** START OF INFORMATION GIVEN **
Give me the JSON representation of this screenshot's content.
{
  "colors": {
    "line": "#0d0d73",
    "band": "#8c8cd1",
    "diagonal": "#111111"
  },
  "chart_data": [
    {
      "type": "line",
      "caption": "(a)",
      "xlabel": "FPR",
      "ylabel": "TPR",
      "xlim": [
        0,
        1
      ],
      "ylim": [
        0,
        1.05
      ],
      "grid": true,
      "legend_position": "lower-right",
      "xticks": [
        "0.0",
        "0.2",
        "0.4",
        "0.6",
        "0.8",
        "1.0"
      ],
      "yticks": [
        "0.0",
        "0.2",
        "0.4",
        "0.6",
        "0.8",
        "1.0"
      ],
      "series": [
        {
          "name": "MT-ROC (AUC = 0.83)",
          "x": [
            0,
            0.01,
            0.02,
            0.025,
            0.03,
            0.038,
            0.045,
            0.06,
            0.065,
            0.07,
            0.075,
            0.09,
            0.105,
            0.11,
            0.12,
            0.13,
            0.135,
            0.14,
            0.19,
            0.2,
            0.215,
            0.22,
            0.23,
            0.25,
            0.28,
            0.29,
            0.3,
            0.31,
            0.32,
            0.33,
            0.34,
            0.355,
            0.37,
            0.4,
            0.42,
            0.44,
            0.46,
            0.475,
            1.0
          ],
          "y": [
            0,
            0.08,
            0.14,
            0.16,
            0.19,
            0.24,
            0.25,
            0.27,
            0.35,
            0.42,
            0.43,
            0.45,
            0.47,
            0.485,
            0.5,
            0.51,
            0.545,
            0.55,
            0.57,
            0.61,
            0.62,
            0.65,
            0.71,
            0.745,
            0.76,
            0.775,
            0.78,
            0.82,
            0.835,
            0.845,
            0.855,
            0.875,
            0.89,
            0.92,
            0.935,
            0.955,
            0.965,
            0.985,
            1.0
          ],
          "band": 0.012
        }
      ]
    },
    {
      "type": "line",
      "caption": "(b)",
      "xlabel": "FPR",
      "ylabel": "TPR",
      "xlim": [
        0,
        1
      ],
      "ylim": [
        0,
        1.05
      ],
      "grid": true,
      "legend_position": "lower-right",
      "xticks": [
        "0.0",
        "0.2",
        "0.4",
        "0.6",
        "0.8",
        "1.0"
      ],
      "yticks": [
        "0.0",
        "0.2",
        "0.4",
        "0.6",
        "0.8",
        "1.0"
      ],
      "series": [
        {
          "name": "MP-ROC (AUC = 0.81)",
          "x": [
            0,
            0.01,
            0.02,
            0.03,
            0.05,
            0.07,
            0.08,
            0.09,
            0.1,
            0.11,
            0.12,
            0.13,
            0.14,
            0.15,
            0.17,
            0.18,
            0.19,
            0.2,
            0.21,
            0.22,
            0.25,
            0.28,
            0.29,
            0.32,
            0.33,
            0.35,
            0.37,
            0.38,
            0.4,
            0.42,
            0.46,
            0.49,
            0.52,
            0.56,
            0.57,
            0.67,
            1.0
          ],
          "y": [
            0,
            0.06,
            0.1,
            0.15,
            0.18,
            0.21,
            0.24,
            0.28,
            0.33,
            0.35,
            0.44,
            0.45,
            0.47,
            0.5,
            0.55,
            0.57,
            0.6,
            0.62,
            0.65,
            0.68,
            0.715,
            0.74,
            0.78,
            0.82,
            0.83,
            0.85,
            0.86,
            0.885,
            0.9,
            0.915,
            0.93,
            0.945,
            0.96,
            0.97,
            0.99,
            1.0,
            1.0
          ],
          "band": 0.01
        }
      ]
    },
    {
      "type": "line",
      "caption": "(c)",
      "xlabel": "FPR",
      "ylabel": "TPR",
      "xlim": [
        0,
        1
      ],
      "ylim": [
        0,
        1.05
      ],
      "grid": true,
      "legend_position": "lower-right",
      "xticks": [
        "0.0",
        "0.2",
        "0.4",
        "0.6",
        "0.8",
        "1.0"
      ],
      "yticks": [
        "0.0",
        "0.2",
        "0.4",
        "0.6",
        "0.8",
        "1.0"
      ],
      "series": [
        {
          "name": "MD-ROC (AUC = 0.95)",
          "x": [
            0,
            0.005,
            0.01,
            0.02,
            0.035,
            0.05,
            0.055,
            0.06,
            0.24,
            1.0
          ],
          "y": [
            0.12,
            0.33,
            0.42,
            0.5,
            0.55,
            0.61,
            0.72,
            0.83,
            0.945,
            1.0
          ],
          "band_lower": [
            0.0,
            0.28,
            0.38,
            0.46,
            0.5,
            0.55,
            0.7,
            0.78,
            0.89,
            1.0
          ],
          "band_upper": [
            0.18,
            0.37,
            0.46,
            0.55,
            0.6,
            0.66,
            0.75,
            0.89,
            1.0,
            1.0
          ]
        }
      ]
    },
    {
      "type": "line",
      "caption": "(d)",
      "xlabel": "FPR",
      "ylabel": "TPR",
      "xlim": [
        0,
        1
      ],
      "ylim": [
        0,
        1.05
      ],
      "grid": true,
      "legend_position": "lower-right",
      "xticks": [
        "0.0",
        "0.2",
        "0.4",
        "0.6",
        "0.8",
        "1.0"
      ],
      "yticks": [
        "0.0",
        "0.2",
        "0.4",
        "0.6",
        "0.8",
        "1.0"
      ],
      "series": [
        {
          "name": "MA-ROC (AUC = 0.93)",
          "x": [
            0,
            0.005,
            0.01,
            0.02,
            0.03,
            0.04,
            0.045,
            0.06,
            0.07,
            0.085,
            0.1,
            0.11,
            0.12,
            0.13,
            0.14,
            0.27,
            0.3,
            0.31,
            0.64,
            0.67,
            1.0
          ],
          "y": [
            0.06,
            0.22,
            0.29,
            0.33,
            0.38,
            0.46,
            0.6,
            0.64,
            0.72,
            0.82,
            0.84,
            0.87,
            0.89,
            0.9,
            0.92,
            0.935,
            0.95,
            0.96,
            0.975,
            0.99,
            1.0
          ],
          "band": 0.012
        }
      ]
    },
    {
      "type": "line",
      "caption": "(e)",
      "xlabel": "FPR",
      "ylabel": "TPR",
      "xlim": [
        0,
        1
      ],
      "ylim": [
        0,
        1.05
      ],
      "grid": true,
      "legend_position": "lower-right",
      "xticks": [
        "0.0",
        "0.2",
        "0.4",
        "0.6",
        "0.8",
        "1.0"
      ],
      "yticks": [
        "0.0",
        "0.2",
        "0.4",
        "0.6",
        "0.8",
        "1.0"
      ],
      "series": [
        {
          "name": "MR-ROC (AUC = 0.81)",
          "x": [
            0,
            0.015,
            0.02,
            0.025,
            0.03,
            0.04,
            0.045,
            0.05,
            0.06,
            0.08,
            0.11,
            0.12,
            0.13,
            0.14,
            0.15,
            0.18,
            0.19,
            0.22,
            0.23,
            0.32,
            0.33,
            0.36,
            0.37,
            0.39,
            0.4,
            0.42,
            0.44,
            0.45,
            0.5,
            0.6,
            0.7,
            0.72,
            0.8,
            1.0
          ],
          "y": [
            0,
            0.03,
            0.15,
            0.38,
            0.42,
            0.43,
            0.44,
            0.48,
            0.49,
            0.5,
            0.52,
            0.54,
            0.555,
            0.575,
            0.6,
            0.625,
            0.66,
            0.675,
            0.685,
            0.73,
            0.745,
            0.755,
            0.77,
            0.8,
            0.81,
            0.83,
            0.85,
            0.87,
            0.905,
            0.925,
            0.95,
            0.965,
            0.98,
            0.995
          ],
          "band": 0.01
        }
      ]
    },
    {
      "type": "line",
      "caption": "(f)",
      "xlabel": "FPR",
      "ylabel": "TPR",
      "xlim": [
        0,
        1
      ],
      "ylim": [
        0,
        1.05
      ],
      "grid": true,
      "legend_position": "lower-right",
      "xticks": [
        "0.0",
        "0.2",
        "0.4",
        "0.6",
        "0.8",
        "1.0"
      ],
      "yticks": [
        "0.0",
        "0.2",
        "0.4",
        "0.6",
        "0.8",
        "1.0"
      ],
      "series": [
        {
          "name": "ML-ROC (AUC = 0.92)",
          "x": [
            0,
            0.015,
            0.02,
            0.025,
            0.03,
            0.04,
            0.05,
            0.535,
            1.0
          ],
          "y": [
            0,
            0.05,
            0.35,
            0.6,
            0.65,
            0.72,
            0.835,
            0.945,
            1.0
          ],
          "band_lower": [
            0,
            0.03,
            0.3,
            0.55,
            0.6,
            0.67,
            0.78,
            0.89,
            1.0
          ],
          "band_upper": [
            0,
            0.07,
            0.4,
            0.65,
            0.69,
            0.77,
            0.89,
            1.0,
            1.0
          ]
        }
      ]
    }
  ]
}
** END OF INFORMATION GIVEN **
Above are the records. Identify each line that contains the word "name".

          "name": "MT-ROC (AUC = 0.83)",
          "name": "MP-ROC (AUC = 0.81)",
          "name": "MD-ROC (AUC = 0.95)",
          "name": "MA-ROC (AUC = 0.93)",
          "name": "MR-ROC (AUC = 0.81)",
          "name": "ML-ROC (AUC = 0.92)",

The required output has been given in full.